**WRITTEN PROBLEM**: Give the entries again exactly, every one of them.

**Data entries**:
⟨

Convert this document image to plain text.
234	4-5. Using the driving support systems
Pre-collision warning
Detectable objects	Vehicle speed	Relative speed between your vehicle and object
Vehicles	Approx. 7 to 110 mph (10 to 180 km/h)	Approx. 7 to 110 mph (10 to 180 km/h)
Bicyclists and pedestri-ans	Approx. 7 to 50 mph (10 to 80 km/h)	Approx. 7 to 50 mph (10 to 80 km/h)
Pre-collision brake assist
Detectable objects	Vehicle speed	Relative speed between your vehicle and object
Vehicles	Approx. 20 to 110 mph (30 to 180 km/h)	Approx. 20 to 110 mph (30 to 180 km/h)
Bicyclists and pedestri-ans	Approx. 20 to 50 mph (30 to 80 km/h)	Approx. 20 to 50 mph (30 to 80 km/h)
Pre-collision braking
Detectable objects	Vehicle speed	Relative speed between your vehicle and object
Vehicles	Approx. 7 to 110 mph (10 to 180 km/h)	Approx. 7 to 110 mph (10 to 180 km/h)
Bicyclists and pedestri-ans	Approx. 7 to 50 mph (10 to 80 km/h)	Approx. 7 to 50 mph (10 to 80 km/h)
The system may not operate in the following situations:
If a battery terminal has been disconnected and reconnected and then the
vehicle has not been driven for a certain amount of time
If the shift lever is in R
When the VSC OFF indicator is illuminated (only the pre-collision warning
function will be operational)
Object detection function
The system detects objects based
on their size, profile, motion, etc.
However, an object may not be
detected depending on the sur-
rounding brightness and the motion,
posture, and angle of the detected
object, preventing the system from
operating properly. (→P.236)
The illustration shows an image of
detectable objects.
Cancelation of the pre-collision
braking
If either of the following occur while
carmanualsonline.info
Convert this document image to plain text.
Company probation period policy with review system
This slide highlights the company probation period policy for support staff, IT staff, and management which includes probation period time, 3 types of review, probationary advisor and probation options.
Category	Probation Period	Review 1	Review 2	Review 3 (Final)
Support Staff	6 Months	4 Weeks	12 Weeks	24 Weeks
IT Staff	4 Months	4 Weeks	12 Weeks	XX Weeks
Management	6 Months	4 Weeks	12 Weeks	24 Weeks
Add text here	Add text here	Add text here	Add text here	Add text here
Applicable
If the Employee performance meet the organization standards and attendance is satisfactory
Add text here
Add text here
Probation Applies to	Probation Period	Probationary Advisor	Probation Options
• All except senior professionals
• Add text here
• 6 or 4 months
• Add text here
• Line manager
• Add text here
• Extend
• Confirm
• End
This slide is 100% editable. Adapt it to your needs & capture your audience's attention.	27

⟩

**EXERCISE SOLUTION**:
Convert this document image to plain text.
234	4-5. Using the driving support systems
Pre-collision warning
Detectable objects	Vehicle speed	Relative speed between your vehicle and object
Vehicles	Approx. 7 to 110 mph (10 to 180 km/h)	Approx. 7 to 110 mph (10 to 180 km/h)
Bicyclists and pedestri-ans	Approx. 7 to 50 mph (10 to 80 km/h)	Approx. 7 to 50 mph (10 to 80 km/h)
Pre-collision brake assist
Detectable objects	Vehicle speed	Relative speed between your vehicle and object
Vehicles	Approx. 20 to 110 mph (30 to 180 km/h)	Approx. 20 to 110 mph (30 to 180 km/h)
Bicyclists and pedestri-ans	Approx. 20 to 50 mph (30 to 80 km/h)	Approx. 20 to 50 mph (30 to 80 km/h)
Pre-collision braking
Detectable objects	Vehicle speed	Relative speed between your vehicle and object
Vehicles	Approx. 7 to 110 mph (10 to 180 km/h)	Approx. 7 to 110 mph (10 to 180 km/h)
Bicyclists and pedestri-ans	Approx. 7 to 50 mph (10 to 80 km/h)	Approx. 7 to 50 mph (10 to 80 km/h)
The system may not operate in the following situations:
If a battery terminal has been disconnected and reconnected and then the
vehicle has not been driven for a certain amount of time
If the shift lever is in R
When the VSC OFF indicator is illuminated (only the pre-collision warning
function will be operational)
Object detection function
The system detects objects based
on their size, profile, motion, etc.
However, an object may not be
detected depending on the sur-
rounding brightness and the motion,
posture, and angle of the detected
object, preventing the system from
operating properly. (→P.236)
The illustration shows an image of
detectable objects.
Cancelation of the pre-collision
braking
If either of the following occur while
carmanualsonline.info
Convert this document image to plain text.
Company probation period policy with review system
This slide highlights the company probation period policy for support staff, IT staff, and management which includes probation period time, 3 types of review, probationary advisor and probation options.
Category	Probation Period	Review 1	Review 2	Review 3 (Final)
Support Staff	6 Months	4 Weeks	12 Weeks	24 Weeks
IT Staff	4 Months	4 Weeks	12 Weeks	XX Weeks
Management	6 Months	4 Weeks	12 Weeks	24 Weeks
Add text here	Add text here	Add text here	Add text here	Add text here
Applicable
If the Employee performance meet the organization standards and attendance is satisfactory
Add text here
Add text here
Probation Applies to	Probation Period	Probationary Advisor	Probation Options
• All except senior professionals
• Add text here
• 6 or 4 months
• Add text here
• Line manager
• Add text here
• Extend
• Confirm
• End
This slide is 100% editable. Adapt it to your needs & capture your audience's attention.	27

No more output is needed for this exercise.